§ THE EXERCISE:
Identify the lines that contain the word "Quercetin" and copy each one.

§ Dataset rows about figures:
↓

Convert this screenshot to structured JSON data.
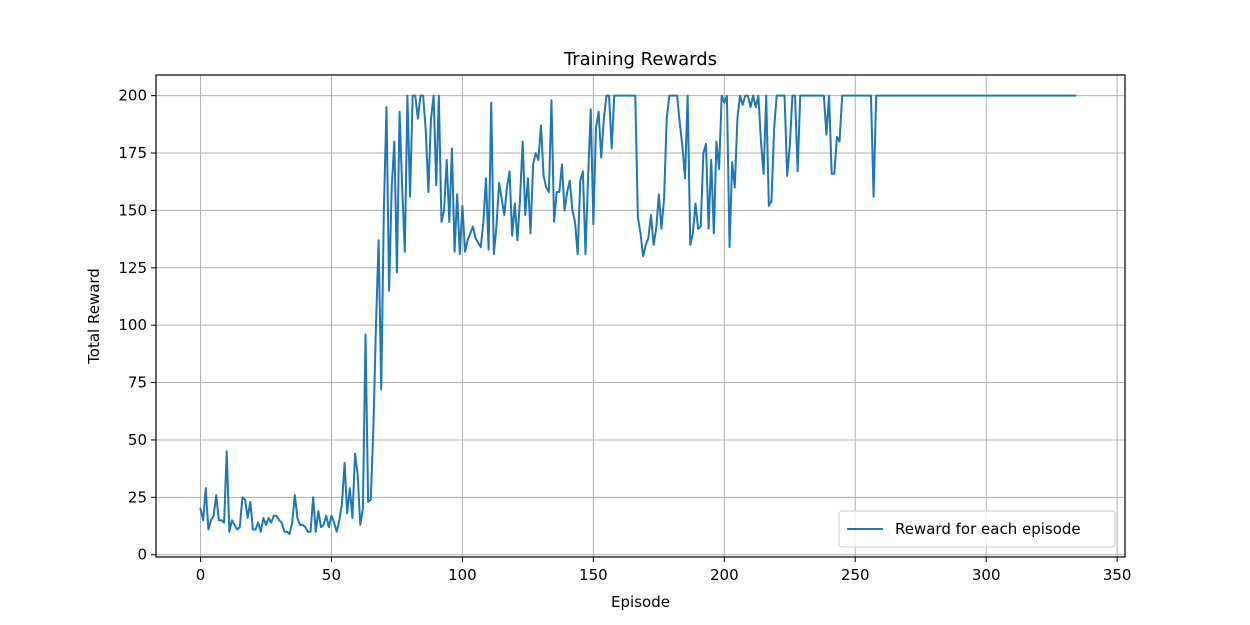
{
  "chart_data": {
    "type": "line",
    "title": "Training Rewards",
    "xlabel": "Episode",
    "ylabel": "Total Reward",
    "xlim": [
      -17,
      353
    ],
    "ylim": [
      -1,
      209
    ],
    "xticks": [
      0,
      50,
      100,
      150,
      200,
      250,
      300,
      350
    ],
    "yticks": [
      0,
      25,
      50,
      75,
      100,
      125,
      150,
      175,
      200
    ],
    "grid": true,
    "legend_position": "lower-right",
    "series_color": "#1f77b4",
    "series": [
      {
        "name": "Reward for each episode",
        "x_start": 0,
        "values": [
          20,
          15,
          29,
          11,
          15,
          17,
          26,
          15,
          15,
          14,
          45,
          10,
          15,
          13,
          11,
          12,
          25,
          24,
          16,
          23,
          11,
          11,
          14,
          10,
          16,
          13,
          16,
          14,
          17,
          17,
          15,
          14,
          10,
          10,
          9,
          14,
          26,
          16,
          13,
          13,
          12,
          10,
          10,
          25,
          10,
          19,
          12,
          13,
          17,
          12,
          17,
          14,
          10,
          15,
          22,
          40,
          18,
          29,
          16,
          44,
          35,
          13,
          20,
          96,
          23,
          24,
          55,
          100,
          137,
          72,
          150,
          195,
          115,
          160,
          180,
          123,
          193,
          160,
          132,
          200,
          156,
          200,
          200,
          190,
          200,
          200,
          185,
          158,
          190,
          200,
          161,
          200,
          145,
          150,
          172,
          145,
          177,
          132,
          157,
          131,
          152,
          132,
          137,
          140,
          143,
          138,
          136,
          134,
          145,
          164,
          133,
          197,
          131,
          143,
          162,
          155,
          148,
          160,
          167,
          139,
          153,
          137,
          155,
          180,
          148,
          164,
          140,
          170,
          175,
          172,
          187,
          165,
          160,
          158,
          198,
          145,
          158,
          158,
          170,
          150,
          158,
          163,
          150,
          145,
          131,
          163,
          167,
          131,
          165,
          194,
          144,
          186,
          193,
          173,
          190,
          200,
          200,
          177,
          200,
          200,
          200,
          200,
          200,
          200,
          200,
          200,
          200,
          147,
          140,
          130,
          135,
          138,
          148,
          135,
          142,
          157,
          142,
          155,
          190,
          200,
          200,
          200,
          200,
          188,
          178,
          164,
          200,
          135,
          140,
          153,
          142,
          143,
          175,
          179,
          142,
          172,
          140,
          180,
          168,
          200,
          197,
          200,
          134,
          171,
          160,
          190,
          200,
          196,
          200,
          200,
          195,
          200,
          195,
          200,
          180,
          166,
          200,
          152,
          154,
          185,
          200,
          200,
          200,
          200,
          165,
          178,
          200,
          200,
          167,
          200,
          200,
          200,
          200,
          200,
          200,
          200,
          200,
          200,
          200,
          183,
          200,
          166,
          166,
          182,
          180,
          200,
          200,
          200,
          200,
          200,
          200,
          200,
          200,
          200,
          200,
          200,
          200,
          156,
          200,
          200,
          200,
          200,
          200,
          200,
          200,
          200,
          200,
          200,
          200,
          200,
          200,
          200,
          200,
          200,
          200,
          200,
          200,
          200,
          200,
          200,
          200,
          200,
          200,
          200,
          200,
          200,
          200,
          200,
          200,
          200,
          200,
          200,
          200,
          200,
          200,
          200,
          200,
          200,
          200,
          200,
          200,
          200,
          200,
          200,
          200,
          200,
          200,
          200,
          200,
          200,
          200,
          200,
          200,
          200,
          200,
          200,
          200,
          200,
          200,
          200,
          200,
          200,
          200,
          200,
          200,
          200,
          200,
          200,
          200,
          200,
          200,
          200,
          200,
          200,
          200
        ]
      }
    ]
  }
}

↑
↓

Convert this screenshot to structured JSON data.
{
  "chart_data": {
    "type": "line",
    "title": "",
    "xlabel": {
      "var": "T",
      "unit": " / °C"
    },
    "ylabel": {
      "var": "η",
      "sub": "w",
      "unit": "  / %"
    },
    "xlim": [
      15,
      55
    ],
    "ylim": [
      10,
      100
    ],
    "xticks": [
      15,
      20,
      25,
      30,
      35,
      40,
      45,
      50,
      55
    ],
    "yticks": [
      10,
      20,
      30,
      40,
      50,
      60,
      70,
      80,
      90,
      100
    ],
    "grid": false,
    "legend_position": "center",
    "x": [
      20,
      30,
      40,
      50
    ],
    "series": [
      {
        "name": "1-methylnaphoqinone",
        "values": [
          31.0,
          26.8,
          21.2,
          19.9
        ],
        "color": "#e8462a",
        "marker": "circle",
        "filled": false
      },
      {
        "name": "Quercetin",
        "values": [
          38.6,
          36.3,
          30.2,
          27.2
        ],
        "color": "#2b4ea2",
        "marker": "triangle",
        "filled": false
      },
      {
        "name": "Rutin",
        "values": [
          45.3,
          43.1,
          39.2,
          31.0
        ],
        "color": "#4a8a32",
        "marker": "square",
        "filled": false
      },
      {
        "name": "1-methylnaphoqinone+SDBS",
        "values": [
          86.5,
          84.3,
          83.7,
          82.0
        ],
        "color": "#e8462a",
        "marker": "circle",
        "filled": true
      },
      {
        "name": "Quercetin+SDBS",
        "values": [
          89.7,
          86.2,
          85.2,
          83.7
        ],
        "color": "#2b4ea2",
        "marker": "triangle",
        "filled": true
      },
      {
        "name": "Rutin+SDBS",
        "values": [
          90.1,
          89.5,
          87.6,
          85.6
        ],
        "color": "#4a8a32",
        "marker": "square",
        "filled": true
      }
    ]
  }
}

↑

§ EXERCISE OUTPUT:
        "name": "Quercetin",
        "name": "Quercetin+SDBS",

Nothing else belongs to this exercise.